- [TASK GOAL] Examine the entries and show every line in which the word "index" is found.

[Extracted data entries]

-*-

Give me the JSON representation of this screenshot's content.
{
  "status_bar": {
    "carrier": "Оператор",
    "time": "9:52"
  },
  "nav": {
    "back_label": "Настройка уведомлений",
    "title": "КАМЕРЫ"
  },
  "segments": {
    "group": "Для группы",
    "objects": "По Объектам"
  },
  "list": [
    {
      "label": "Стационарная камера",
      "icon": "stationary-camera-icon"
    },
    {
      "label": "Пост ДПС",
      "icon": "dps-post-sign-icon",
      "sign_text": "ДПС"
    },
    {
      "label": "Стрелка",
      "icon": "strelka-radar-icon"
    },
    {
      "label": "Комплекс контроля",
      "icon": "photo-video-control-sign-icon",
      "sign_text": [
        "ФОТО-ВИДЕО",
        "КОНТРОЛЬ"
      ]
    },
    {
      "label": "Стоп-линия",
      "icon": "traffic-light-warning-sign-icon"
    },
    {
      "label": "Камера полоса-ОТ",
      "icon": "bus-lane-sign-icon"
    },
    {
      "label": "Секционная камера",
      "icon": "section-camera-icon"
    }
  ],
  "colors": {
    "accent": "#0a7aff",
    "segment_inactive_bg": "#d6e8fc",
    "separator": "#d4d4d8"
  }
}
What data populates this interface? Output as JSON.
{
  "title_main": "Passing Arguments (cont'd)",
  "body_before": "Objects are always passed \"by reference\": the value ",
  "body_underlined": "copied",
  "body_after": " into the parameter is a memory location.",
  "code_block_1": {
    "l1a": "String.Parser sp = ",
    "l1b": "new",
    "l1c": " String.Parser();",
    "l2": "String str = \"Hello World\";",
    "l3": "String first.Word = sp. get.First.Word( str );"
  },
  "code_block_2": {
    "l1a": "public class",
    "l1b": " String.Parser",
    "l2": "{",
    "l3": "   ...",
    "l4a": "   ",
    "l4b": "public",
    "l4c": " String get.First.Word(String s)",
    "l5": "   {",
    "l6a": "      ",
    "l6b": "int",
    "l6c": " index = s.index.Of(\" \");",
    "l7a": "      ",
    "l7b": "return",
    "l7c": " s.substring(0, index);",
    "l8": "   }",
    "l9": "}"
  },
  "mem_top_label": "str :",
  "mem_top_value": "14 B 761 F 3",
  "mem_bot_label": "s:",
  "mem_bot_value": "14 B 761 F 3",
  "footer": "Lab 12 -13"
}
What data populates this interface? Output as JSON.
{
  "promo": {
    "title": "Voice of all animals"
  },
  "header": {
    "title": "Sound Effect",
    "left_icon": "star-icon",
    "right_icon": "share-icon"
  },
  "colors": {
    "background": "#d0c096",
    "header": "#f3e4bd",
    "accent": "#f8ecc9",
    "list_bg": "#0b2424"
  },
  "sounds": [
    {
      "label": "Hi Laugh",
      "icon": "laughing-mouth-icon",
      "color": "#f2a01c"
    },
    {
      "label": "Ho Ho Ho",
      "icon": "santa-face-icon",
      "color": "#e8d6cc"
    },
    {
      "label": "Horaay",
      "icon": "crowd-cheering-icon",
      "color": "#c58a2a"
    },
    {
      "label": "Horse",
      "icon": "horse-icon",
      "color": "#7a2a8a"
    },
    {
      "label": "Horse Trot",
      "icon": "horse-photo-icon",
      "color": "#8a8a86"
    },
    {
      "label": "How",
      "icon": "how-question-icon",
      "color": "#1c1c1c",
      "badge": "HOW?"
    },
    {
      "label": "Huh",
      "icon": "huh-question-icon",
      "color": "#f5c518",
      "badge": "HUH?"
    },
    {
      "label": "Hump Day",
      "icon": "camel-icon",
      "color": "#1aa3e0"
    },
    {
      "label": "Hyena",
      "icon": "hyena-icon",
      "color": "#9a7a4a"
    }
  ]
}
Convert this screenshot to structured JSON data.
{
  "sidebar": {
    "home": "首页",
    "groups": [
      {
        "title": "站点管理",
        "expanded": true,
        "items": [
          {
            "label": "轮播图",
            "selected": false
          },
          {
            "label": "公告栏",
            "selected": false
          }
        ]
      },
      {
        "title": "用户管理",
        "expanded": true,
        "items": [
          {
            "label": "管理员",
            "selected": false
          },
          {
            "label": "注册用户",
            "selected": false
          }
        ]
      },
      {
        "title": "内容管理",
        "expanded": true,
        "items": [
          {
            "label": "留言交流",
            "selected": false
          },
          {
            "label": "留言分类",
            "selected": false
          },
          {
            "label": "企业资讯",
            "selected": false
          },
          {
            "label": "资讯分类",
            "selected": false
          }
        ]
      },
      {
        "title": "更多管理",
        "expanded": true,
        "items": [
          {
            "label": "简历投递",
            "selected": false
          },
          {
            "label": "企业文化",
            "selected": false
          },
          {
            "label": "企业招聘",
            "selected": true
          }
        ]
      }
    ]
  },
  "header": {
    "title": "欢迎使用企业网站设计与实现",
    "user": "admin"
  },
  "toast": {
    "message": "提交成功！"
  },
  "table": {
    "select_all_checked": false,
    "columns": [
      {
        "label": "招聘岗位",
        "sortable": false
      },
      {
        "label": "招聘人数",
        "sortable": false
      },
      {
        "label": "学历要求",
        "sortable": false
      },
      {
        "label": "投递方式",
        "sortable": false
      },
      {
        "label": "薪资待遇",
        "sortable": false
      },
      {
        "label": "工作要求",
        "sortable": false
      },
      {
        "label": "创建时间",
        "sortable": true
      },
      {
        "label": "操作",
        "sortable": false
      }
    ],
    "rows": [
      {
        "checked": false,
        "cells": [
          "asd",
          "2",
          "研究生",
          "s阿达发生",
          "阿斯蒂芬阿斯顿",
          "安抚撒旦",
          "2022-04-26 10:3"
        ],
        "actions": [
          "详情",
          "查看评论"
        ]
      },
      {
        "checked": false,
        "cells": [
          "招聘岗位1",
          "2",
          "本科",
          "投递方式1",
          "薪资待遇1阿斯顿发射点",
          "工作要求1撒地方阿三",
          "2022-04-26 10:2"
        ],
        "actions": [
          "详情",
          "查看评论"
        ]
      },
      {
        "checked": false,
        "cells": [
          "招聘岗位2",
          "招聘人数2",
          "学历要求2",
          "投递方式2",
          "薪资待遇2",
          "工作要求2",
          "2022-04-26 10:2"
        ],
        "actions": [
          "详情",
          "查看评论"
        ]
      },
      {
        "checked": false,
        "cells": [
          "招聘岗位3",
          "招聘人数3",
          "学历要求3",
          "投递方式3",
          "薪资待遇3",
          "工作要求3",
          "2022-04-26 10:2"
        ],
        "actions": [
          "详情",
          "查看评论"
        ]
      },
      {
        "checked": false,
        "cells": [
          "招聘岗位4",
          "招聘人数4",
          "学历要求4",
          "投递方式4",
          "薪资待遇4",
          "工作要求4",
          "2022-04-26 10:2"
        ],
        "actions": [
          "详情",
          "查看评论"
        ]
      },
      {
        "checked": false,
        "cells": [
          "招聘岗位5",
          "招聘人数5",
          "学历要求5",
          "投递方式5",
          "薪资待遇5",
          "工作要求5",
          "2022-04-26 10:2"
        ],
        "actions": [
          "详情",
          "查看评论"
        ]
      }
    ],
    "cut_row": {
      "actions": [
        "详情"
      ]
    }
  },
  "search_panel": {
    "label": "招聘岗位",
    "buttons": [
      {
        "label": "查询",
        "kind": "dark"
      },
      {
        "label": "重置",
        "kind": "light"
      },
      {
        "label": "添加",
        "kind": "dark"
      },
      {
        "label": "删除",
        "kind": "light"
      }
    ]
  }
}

-*-

- [WRITTEN SOLUTION]
    "l6c": " index = s.index.Of(\" \");",
    "l7c": " s.substring(0, index);",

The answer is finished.